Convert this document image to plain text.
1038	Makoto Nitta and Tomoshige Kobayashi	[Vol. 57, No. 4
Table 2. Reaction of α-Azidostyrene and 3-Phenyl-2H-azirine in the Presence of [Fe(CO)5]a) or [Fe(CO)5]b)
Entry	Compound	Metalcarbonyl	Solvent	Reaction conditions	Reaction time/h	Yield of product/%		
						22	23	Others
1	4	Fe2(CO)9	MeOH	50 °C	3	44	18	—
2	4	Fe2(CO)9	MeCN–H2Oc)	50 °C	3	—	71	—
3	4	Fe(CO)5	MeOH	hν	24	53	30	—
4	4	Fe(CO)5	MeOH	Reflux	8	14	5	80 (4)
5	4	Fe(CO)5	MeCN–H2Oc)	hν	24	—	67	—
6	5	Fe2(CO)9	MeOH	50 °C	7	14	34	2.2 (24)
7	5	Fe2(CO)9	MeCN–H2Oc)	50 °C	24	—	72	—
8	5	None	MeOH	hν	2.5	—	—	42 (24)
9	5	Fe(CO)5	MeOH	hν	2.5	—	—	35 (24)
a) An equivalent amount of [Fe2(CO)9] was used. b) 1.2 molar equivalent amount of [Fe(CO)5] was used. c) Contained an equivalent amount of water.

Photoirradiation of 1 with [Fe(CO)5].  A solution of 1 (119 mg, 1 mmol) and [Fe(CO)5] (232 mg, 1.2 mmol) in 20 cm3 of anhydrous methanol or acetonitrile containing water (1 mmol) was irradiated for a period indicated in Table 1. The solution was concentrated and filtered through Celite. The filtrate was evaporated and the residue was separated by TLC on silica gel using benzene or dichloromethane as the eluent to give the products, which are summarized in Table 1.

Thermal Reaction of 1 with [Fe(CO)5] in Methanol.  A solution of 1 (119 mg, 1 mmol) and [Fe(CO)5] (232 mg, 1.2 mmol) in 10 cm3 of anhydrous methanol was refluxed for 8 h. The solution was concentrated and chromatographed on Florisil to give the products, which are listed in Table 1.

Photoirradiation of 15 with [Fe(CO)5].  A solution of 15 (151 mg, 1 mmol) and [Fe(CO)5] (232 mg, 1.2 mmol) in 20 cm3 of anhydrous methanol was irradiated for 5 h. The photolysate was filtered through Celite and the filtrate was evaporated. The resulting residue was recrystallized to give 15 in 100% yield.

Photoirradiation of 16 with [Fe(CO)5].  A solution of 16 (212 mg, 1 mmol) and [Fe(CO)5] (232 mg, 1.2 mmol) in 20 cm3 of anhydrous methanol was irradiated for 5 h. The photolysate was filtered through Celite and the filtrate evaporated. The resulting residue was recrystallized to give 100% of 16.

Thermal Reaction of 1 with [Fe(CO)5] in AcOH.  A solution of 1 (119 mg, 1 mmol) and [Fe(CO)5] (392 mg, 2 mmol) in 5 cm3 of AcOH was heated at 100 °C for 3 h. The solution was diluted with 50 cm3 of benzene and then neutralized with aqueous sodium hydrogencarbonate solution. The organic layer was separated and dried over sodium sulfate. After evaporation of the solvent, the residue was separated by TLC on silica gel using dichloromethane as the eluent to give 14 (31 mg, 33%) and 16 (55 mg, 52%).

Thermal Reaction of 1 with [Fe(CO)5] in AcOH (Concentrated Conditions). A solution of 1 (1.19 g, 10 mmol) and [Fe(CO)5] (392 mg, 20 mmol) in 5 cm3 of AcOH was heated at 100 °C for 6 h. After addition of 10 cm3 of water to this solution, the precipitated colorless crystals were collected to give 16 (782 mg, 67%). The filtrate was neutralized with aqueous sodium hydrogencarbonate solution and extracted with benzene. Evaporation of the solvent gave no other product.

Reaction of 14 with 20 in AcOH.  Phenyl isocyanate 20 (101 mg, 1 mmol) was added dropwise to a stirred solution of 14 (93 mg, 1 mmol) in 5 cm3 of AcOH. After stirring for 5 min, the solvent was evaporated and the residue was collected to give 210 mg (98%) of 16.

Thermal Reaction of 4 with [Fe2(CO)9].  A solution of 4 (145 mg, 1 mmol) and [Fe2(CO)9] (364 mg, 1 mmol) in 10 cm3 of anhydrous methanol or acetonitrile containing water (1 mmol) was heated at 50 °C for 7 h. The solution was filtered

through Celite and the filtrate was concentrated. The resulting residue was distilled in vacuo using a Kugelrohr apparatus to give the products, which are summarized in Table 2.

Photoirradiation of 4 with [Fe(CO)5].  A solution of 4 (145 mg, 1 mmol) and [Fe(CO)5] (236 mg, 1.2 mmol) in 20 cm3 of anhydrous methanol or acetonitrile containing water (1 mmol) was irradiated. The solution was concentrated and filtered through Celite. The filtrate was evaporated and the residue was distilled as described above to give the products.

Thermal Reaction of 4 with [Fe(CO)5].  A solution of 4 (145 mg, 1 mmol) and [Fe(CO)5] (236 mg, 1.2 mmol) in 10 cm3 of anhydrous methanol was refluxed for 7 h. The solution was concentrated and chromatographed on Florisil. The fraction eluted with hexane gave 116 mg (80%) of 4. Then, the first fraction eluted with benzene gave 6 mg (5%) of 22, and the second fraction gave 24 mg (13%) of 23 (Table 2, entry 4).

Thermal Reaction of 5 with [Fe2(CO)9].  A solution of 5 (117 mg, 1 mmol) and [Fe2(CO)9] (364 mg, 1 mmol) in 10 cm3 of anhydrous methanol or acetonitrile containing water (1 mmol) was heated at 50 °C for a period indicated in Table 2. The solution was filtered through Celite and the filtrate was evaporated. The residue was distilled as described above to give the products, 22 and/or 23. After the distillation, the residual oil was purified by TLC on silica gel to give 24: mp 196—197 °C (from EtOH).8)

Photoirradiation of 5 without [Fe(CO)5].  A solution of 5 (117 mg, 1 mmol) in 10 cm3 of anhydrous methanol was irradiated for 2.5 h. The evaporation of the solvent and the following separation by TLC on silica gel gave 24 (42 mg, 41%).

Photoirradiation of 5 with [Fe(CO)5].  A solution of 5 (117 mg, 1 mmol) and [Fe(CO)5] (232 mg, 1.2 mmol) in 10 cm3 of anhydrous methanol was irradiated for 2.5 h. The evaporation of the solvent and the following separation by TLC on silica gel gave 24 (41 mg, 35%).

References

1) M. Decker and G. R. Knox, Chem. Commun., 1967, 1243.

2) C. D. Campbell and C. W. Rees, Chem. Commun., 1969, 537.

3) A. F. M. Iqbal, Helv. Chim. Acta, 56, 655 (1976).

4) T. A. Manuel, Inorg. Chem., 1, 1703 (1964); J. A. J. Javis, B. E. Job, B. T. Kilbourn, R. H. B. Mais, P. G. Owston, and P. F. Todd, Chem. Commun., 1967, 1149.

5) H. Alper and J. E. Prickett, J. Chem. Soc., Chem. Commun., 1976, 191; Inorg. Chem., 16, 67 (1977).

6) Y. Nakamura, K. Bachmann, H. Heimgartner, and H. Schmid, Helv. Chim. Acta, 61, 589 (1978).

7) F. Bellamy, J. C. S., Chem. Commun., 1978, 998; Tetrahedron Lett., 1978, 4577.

_____

Set problem: Retype the entries one by one, exactly.

Exercise response:
Convert this document image to plain text.
1038	Makoto Nitta and Tomoshige Kobayashi	[Vol. 57, No. 4
Table 2. Reaction of α-Azidostyrene and 3-Phenyl-2H-azirine in the Presence of [Fe(CO)5]a) or [Fe(CO)5]b)
Entry	Compound	Metalcarbonyl	Solvent	Reaction conditions	Reaction time/h	Yield of product/%		
						22	23	Others
1	4	Fe2(CO)9	MeOH	50 °C	3	44	18	—
2	4	Fe2(CO)9	MeCN–H2Oc)	50 °C	3	—	71	—
3	4	Fe(CO)5	MeOH	hν	24	53	30	—
4	4	Fe(CO)5	MeOH	Reflux	8	14	5	80 (4)
5	4	Fe(CO)5	MeCN–H2Oc)	hν	24	—	67	—
6	5	Fe2(CO)9	MeOH	50 °C	7	14	34	2.2 (24)
7	5	Fe2(CO)9	MeCN–H2Oc)	50 °C	24	—	72	—
8	5	None	MeOH	hν	2.5	—	—	42 (24)
9	5	Fe(CO)5	MeOH	hν	2.5	—	—	35 (24)
a) An equivalent amount of [Fe2(CO)9] was used. b) 1.2 molar equivalent amount of [Fe(CO)5] was used. c) Contained an equivalent amount of water.

Photoirradiation of 1 with [Fe(CO)5].  A solution of 1 (119 mg, 1 mmol) and [Fe(CO)5] (232 mg, 1.2 mmol) in 20 cm3 of anhydrous methanol or acetonitrile containing water (1 mmol) was irradiated for a period indicated in Table 1. The solution was concentrated and filtered through Celite. The filtrate was evaporated and the residue was separated by TLC on silica gel using benzene or dichloromethane as the eluent to give the products, which are summarized in Table 1.

Thermal Reaction of 1 with [Fe(CO)5] in Methanol.  A solution of 1 (119 mg, 1 mmol) and [Fe(CO)5] (232 mg, 1.2 mmol) in 10 cm3 of anhydrous methanol was refluxed for 8 h. The solution was concentrated and chromatographed on Florisil to give the products, which are listed in Table 1.

Photoirradiation of 15 with [Fe(CO)5].  A solution of 15 (151 mg, 1 mmol) and [Fe(CO)5] (232 mg, 1.2 mmol) in 20 cm3 of anhydrous methanol was irradiated for 5 h. The photolysate was filtered through Celite and the filtrate was evaporated. The resulting residue was recrystallized to give 15 in 100% yield.

Photoirradiation of 16 with [Fe(CO)5].  A solution of 16 (212 mg, 1 mmol) and [Fe(CO)5] (232 mg, 1.2 mmol) in 20 cm3 of anhydrous methanol was irradiated for 5 h. The photolysate was filtered through Celite and the filtrate evaporated. The resulting residue was recrystallized to give 100% of 16.

Thermal Reaction of 1 with [Fe(CO)5] in AcOH.  A solution of 1 (119 mg, 1 mmol) and [Fe(CO)5] (392 mg, 2 mmol) in 5 cm3 of AcOH was heated at 100 °C for 3 h. The solution was diluted with 50 cm3 of benzene and then neutralized with aqueous sodium hydrogencarbonate solution. The organic layer was separated and dried over sodium sulfate. After evaporation of the solvent, the residue was separated by TLC on silica gel using dichloromethane as the eluent to give 14 (31 mg, 33%) and 16 (55 mg, 52%).

Thermal Reaction of 1 with [Fe(CO)5] in AcOH (Concentrated Conditions). A solution of 1 (1.19 g, 10 mmol) and [Fe(CO)5] (392 mg, 20 mmol) in 5 cm3 of AcOH was heated at 100 °C for 6 h. After addition of 10 cm3 of water to this solution, the precipitated colorless crystals were collected to give 16 (782 mg, 67%). The filtrate was neutralized with aqueous sodium hydrogencarbonate solution and extracted with benzene. Evaporation of the solvent gave no other product.

Reaction of 14 with 20 in AcOH.  Phenyl isocyanate 20 (101 mg, 1 mmol) was added dropwise to a stirred solution of 14 (93 mg, 1 mmol) in 5 cm3 of AcOH. After stirring for 5 min, the solvent was evaporated and the residue was collected to give 210 mg (98%) of 16.

Thermal Reaction of 4 with [Fe2(CO)9].  A solution of 4 (145 mg, 1 mmol) and [Fe2(CO)9] (364 mg, 1 mmol) in 10 cm3 of anhydrous methanol or acetonitrile containing water (1 mmol) was heated at 50 °C for 7 h. The solution was filtered

through Celite and the filtrate was concentrated. The resulting residue was distilled in vacuo using a Kugelrohr apparatus to give the products, which are summarized in Table 2.

Photoirradiation of 4 with [Fe(CO)5].  A solution of 4 (145 mg, 1 mmol) and [Fe(CO)5] (236 mg, 1.2 mmol) in 20 cm3 of anhydrous methanol or acetonitrile containing water (1 mmol) was irradiated. The solution was concentrated and filtered through Celite. The filtrate was evaporated and the residue was distilled as described above to give the products.

Thermal Reaction of 4 with [Fe(CO)5].  A solution of 4 (145 mg, 1 mmol) and [Fe(CO)5] (236 mg, 1.2 mmol) in 10 cm3 of anhydrous methanol was refluxed for 7 h. The solution was concentrated and chromatographed on Florisil. The fraction eluted with hexane gave 116 mg (80%) of 4. Then, the first fraction eluted with benzene gave 6 mg (5%) of 22, and the second fraction gave 24 mg (13%) of 23 (Table 2, entry 4).

Thermal Reaction of 5 with [Fe2(CO)9].  A solution of 5 (117 mg, 1 mmol) and [Fe2(CO)9] (364 mg, 1 mmol) in 10 cm3 of anhydrous methanol or acetonitrile containing water (1 mmol) was heated at 50 °C for a period indicated in Table 2. The solution was filtered through Celite and the filtrate was evaporated. The residue was distilled as described above to give the products, 22 and/or 23. After the distillation, the residual oil was purified by TLC on silica gel to give 24: mp 196—197 °C (from EtOH).8)

Photoirradiation of 5 without [Fe(CO)5].  A solution of 5 (117 mg, 1 mmol) in 10 cm3 of anhydrous methanol was irradiated for 2.5 h. The evaporation of the solvent and the following separation by TLC on silica gel gave 24 (42 mg, 41%).

Photoirradiation of 5 with [Fe(CO)5].  A solution of 5 (117 mg, 1 mmol) and [Fe(CO)5] (232 mg, 1.2 mmol) in 10 cm3 of anhydrous methanol was irradiated for 2.5 h. The evaporation of the solvent and the following separation by TLC on silica gel gave 24 (41 mg, 35%).

References

1) M. Decker and G. R. Knox, Chem. Commun., 1967, 1243.

2) C. D. Campbell and C. W. Rees, Chem. Commun., 1969, 537.

3) A. F. M. Iqbal, Helv. Chim. Acta, 56, 655 (1976).

4) T. A. Manuel, Inorg. Chem., 1, 1703 (1964); J. A. J. Javis, B. E. Job, B. T. Kilbourn, R. H. B. Mais, P. G. Owston, and P. F. Todd, Chem. Commun., 1967, 1149.

5) H. Alper and J. E. Prickett, J. Chem. Soc., Chem. Commun., 1976, 191; Inorg. Chem., 16, 67 (1977).

6) Y. Nakamura, K. Bachmann, H. Heimgartner, and H. Schmid, Helv. Chim. Acta, 61, 589 (1978).

7) F. Bellamy, J. C. S., Chem. Commun., 1978, 998; Tetrahedron Lett., 1978, 4577.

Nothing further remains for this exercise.